Your instructions: Select all lines holding the word "printers" from the entries that follow.

Task inputs:
* * * * *

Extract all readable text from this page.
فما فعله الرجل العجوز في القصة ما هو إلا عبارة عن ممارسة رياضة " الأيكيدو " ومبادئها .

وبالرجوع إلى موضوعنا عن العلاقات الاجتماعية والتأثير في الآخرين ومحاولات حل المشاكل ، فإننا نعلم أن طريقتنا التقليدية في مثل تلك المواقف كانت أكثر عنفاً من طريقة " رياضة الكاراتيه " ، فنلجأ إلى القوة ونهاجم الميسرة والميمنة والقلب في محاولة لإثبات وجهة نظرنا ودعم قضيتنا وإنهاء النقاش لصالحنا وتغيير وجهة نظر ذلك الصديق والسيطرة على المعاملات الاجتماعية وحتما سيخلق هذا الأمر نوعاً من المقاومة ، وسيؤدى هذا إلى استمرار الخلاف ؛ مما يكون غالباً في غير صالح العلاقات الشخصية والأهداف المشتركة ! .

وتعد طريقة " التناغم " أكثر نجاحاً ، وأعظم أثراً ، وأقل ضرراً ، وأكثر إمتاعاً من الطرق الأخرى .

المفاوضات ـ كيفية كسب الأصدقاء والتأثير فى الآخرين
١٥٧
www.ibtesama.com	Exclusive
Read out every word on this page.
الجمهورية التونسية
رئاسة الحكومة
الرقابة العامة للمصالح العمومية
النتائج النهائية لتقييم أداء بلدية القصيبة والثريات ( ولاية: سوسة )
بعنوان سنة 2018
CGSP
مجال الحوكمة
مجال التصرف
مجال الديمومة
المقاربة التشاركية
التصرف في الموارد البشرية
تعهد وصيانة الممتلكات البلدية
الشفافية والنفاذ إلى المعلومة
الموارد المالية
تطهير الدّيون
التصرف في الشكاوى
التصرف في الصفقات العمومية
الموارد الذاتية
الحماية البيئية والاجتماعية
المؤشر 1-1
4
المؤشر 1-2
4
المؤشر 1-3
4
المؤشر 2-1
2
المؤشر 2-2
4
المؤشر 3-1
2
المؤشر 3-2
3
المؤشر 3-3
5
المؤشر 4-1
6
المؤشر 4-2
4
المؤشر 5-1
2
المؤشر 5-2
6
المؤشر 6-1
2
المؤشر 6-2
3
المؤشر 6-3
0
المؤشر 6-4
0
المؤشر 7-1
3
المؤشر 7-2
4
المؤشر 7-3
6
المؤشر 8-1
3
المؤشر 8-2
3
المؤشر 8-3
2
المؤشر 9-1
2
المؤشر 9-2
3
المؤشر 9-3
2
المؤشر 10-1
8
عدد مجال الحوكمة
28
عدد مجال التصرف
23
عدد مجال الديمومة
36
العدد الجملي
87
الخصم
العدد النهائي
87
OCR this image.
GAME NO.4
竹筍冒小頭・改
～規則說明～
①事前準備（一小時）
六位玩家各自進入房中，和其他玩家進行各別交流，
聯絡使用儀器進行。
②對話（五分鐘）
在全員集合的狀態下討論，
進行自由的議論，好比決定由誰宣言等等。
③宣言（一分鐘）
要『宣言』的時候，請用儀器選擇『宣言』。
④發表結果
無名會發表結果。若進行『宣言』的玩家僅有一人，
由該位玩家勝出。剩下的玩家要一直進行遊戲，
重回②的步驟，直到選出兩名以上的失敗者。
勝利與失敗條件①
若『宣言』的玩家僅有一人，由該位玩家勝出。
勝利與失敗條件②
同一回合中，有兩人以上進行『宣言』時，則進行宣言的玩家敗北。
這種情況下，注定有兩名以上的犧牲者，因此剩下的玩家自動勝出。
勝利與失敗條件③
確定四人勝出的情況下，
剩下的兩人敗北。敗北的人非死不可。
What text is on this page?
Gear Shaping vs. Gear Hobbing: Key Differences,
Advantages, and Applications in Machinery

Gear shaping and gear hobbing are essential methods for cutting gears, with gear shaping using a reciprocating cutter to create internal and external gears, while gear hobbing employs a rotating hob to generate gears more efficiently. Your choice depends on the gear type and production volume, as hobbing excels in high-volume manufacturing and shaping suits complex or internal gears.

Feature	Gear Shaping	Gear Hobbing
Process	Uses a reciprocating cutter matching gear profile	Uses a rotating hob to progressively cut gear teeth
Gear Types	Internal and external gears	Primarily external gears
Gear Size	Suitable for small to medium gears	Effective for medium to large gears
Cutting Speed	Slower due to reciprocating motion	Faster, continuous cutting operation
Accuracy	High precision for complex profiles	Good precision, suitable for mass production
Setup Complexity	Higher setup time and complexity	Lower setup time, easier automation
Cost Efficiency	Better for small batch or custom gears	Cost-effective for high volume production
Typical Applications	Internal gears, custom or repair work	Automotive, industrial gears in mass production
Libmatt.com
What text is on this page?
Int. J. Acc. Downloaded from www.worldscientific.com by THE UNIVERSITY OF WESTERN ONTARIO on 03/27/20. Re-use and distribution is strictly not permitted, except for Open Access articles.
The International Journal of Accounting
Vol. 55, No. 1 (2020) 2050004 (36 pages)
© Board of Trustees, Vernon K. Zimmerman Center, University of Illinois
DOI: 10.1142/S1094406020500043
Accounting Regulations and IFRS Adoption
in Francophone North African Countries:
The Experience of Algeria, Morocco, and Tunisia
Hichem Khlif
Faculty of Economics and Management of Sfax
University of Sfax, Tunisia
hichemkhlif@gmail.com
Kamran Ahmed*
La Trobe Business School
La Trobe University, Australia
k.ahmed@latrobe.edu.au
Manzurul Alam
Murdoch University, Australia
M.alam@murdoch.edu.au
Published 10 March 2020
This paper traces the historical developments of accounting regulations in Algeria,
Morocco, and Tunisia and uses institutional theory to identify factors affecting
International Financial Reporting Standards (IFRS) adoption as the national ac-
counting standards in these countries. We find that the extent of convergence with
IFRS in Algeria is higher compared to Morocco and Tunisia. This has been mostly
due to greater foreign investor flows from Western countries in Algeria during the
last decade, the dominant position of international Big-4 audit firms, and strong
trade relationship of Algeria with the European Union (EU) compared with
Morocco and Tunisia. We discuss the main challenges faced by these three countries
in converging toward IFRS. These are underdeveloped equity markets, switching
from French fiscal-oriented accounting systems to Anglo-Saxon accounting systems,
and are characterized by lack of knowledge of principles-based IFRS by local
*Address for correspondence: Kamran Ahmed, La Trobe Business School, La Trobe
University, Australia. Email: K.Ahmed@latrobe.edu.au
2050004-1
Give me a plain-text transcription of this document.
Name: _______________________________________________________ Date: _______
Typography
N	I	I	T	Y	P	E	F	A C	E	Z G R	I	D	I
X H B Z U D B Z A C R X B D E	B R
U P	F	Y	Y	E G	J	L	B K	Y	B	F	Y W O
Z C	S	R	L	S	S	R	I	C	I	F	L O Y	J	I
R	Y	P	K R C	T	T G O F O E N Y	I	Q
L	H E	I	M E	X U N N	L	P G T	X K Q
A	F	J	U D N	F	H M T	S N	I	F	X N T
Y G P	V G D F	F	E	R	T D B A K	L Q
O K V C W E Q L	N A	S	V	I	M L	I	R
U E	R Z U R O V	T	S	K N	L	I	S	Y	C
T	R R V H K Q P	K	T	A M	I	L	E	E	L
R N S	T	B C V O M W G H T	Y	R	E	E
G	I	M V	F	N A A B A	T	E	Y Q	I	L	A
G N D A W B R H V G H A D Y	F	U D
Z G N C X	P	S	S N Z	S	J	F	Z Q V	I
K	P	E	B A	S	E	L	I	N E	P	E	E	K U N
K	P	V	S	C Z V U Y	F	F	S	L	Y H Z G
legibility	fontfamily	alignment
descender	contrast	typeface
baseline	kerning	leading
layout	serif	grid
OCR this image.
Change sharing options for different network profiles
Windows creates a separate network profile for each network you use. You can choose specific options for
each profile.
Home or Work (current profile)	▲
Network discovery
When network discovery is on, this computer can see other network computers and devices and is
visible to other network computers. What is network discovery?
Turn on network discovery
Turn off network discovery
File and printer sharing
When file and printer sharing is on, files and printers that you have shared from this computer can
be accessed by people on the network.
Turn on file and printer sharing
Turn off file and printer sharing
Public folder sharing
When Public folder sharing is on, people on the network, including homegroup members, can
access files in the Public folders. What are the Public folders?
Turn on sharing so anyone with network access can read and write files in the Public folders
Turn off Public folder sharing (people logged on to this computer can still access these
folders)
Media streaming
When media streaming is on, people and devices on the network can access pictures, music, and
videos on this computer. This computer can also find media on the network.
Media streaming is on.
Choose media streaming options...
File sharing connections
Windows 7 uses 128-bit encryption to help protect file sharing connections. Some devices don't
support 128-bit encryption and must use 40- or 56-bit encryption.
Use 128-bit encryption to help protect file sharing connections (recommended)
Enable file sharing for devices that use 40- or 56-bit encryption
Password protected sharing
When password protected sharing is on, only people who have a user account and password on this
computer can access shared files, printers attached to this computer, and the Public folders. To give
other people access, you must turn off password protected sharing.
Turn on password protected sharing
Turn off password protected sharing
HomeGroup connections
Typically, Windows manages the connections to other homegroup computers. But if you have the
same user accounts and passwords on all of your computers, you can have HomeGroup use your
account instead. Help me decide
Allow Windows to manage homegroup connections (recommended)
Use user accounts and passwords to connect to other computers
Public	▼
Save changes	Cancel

* * * * *

Task result:
When file and printer sharing is on, files and printers that you have shared from this computer can
computer can access shared files, printers attached to this computer, and the Public folders. To give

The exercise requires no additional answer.